▶ **WRITTEN INSTRUCTION**
Copy all of the material word for word, except for the pictures.

▶ **PROVIDED MATERIAL**

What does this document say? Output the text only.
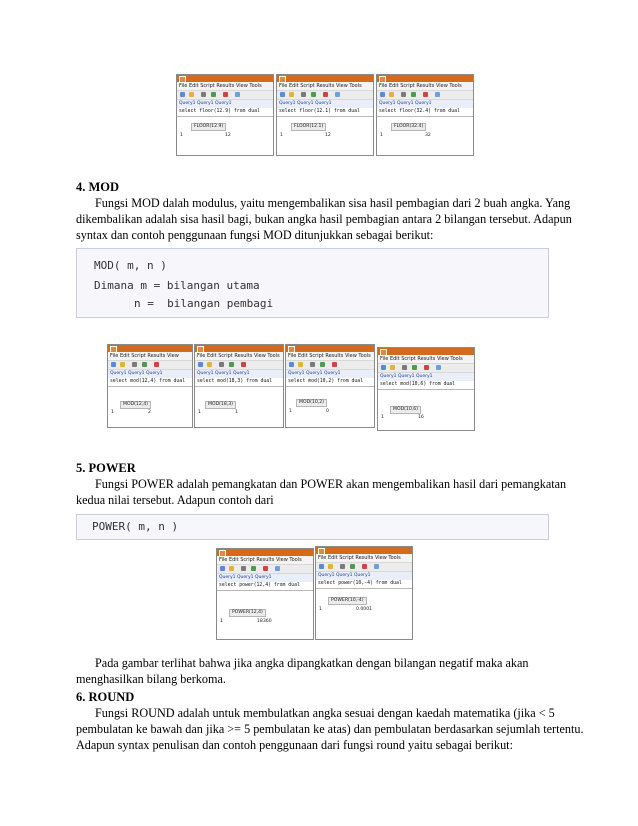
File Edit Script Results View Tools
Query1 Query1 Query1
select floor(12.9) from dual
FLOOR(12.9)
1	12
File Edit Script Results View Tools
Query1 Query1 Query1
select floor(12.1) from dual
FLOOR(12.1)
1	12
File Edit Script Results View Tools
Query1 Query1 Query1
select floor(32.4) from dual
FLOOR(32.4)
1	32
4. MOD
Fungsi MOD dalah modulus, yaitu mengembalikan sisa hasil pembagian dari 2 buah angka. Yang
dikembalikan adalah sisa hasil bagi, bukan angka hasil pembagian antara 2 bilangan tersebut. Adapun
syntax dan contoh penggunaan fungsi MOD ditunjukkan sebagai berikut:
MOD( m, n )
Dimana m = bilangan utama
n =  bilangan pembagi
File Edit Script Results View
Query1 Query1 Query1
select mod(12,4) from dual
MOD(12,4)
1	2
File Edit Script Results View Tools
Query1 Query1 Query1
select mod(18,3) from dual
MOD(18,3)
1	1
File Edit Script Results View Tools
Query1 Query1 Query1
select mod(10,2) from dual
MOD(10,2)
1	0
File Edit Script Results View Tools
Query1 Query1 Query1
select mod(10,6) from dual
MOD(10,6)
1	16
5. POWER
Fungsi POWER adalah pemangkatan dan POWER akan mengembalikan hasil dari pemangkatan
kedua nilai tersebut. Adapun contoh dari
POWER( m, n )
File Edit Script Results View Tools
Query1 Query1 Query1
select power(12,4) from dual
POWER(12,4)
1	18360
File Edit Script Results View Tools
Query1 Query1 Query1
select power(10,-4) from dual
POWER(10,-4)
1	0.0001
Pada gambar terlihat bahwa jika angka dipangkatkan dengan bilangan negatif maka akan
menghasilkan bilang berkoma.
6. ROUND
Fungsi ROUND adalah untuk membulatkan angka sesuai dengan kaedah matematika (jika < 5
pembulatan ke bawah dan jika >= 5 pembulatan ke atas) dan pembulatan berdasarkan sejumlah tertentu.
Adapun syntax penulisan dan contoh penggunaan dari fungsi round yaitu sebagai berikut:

▶ **EXERCISE ANSWER**
What does this document say? Output the text only.
File Edit Script Results View Tools
Query1 Query1 Query1
select floor(12.9) from dual
FLOOR(12.9)
1	12
File Edit Script Results View Tools
Query1 Query1 Query1
select floor(12.1) from dual
FLOOR(12.1)
1	12
File Edit Script Results View Tools
Query1 Query1 Query1
select floor(32.4) from dual
FLOOR(32.4)
1	32
4. MOD
Fungsi MOD dalah modulus, yaitu mengembalikan sisa hasil pembagian dari 2 buah angka. Yang
dikembalikan adalah sisa hasil bagi, bukan angka hasil pembagian antara 2 bilangan tersebut. Adapun
syntax dan contoh penggunaan fungsi MOD ditunjukkan sebagai berikut:
MOD( m, n )
Dimana m = bilangan utama
n =  bilangan pembagi
File Edit Script Results View
Query1 Query1 Query1
select mod(12,4) from dual
MOD(12,4)
1	2
File Edit Script Results View Tools
Query1 Query1 Query1
select mod(18,3) from dual
MOD(18,3)
1	1
File Edit Script Results View Tools
Query1 Query1 Query1
select mod(10,2) from dual
MOD(10,2)
1	0
File Edit Script Results View Tools
Query1 Query1 Query1
select mod(10,6) from dual
MOD(10,6)
1	16
5. POWER
Fungsi POWER adalah pemangkatan dan POWER akan mengembalikan hasil dari pemangkatan
kedua nilai tersebut. Adapun contoh dari
POWER( m, n )
File Edit Script Results View Tools
Query1 Query1 Query1
select power(12,4) from dual
POWER(12,4)
1	18360
File Edit Script Results View Tools
Query1 Query1 Query1
select power(10,-4) from dual
POWER(10,-4)
1	0.0001
Pada gambar terlihat bahwa jika angka dipangkatkan dengan bilangan negatif maka akan
menghasilkan bilang berkoma.
6. ROUND
Fungsi ROUND adalah untuk membulatkan angka sesuai dengan kaedah matematika (jika < 5
pembulatan ke bawah dan jika >= 5 pembulatan ke atas) dan pembulatan berdasarkan sejumlah tertentu.
Adapun syntax penulisan dan contoh penggunaan dari fungsi round yaitu sebagai berikut:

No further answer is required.